[Job] Exactly reproduce all the records, keeping pictures out of the copy.

:: Recorded data

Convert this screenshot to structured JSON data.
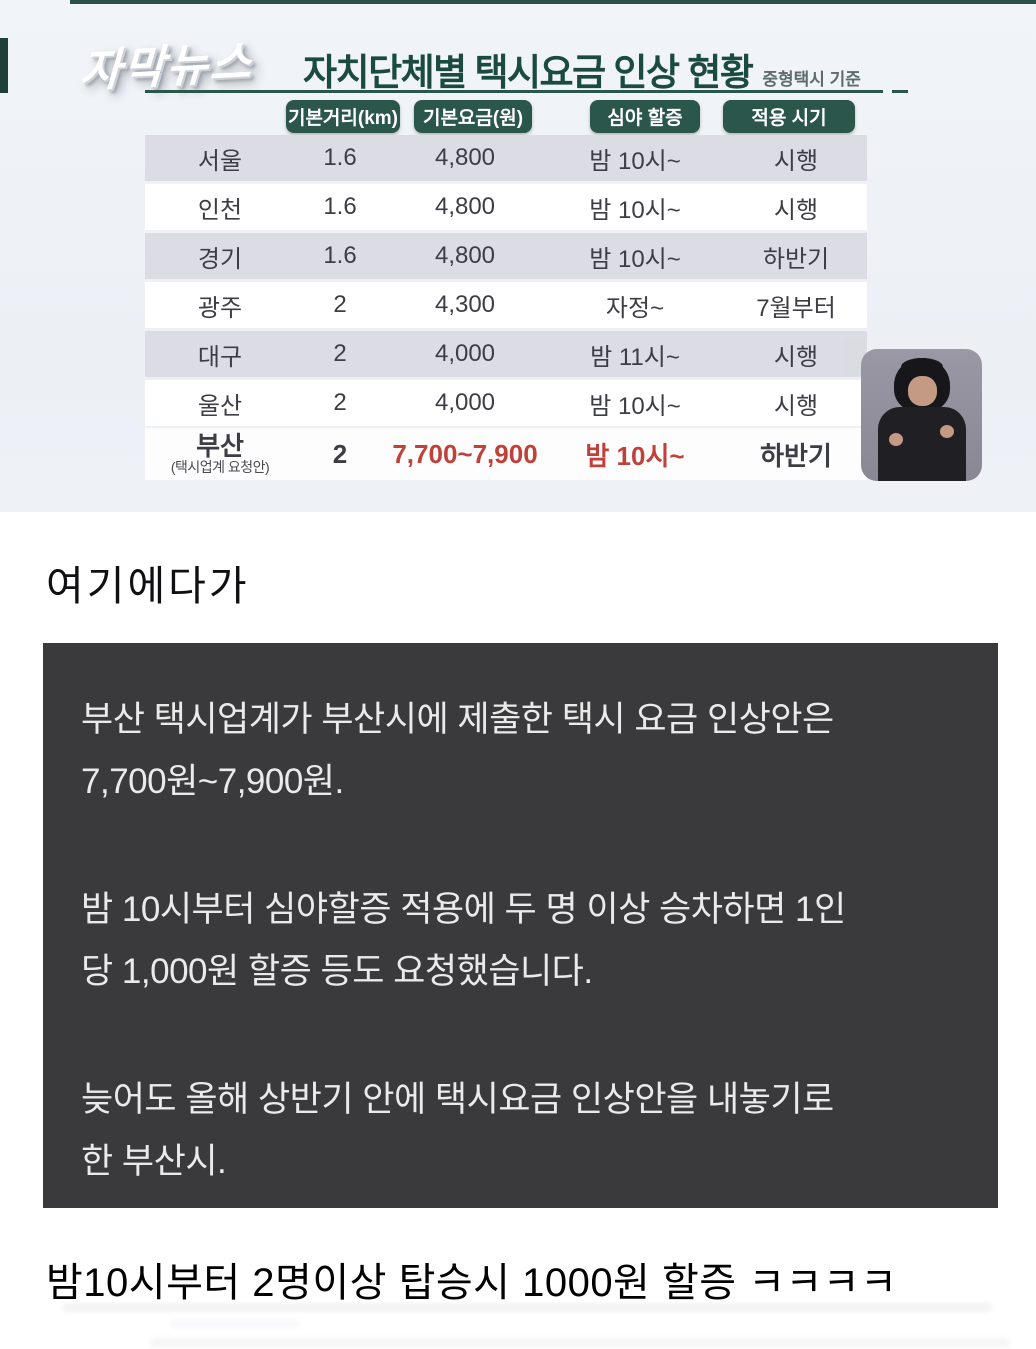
{
  "news": {
    "logo": "자막뉴스",
    "title": "자치단체별 택시요금 인상 현황",
    "subtitle": "중형택시 기준",
    "columns": [
      "기본거리(km)",
      "기본요금(원)",
      "심야 할증",
      "적용 시기"
    ],
    "rows": [
      {
        "region": "서울",
        "note": "",
        "distance": "1.6",
        "fare": "4,800",
        "surcharge": "밤 10시~",
        "timing": "시행"
      },
      {
        "region": "인천",
        "note": "",
        "distance": "1.6",
        "fare": "4,800",
        "surcharge": "밤 10시~",
        "timing": "시행"
      },
      {
        "region": "경기",
        "note": "",
        "distance": "1.6",
        "fare": "4,800",
        "surcharge": "밤 10시~",
        "timing": "하반기"
      },
      {
        "region": "광주",
        "note": "",
        "distance": "2",
        "fare": "4,300",
        "surcharge": "자정~",
        "timing": "7월부터"
      },
      {
        "region": "대구",
        "note": "",
        "distance": "2",
        "fare": "4,000",
        "surcharge": "밤 11시~",
        "timing": "시행"
      },
      {
        "region": "울산",
        "note": "",
        "distance": "2",
        "fare": "4,000",
        "surcharge": "밤 10시~",
        "timing": "시행"
      },
      {
        "region": "부산",
        "note": "(택시업계 요청안)",
        "distance": "2",
        "fare": "7,700~7,900",
        "surcharge": "밤 10시~",
        "timing": "하반기"
      }
    ],
    "colors": {
      "title_green": "#1b4a41",
      "pill_green": "#2b564c",
      "row_stripe": "#dbdce4",
      "highlight_red": "#c0403a"
    }
  },
  "post": {
    "intro": "여기에다가",
    "quote_paragraphs": [
      "부산 택시업계가 부산시에 제출한 택시 요금 인상안은\n7,700원~7,900원.",
      "밤 10시부터 심야할증 적용에 두 명 이상 승차하면 1인\n당 1,000원 할증 등도 요청했습니다.",
      "늦어도 올해 상반기 안에 택시요금 인상안을 내놓기로\n한 부산시."
    ],
    "quote_bg": "#3a3a3c",
    "comment": "밤10시부터 2명이상 탑승시 1000원 할증 ㅋㅋㅋㅋ"
  }
}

::::

[Task answer]
Convert this screenshot to structured JSON data.
{
  "news": {
    "logo": "자막뉴스",
    "title": "자치단체별 택시요금 인상 현황",
    "subtitle": "중형택시 기준",
    "columns": [
      "기본거리(km)",
      "기본요금(원)",
      "심야 할증",
      "적용 시기"
    ],
    "rows": [
      {
        "region": "서울",
        "note": "",
        "distance": "1.6",
        "fare": "4,800",
        "surcharge": "밤 10시~",
        "timing": "시행"
      },
      {
        "region": "인천",
        "note": "",
        "distance": "1.6",
        "fare": "4,800",
        "surcharge": "밤 10시~",
        "timing": "시행"
      },
      {
        "region": "경기",
        "note": "",
        "distance": "1.6",
        "fare": "4,800",
        "surcharge": "밤 10시~",
        "timing": "하반기"
      },
      {
        "region": "광주",
        "note": "",
        "distance": "2",
        "fare": "4,300",
        "surcharge": "자정~",
        "timing": "7월부터"
      },
      {
        "region": "대구",
        "note": "",
        "distance": "2",
        "fare": "4,000",
        "surcharge": "밤 11시~",
        "timing": "시행"
      },
      {
        "region": "울산",
        "note": "",
        "distance": "2",
        "fare": "4,000",
        "surcharge": "밤 10시~",
        "timing": "시행"
      },
      {
        "region": "부산",
        "note": "(택시업계 요청안)",
        "distance": "2",
        "fare": "7,700~7,900",
        "surcharge": "밤 10시~",
        "timing": "하반기"
      }
    ],
    "colors": {
      "title_green": "#1b4a41",
      "pill_green": "#2b564c",
      "row_stripe": "#dbdce4",
      "highlight_red": "#c0403a"
    }
  },
  "post": {
    "intro": "여기에다가",
    "quote_paragraphs": [
      "부산 택시업계가 부산시에 제출한 택시 요금 인상안은\n7,700원~7,900원.",
      "밤 10시부터 심야할증 적용에 두 명 이상 승차하면 1인\n당 1,000원 할증 등도 요청했습니다.",
      "늦어도 올해 상반기 안에 택시요금 인상안을 내놓기로\n한 부산시."
    ],
    "quote_bg": "#3a3a3c",
    "comment": "밤10시부터 2명이상 탑승시 1000원 할증 ㅋㅋㅋㅋ"
  }
}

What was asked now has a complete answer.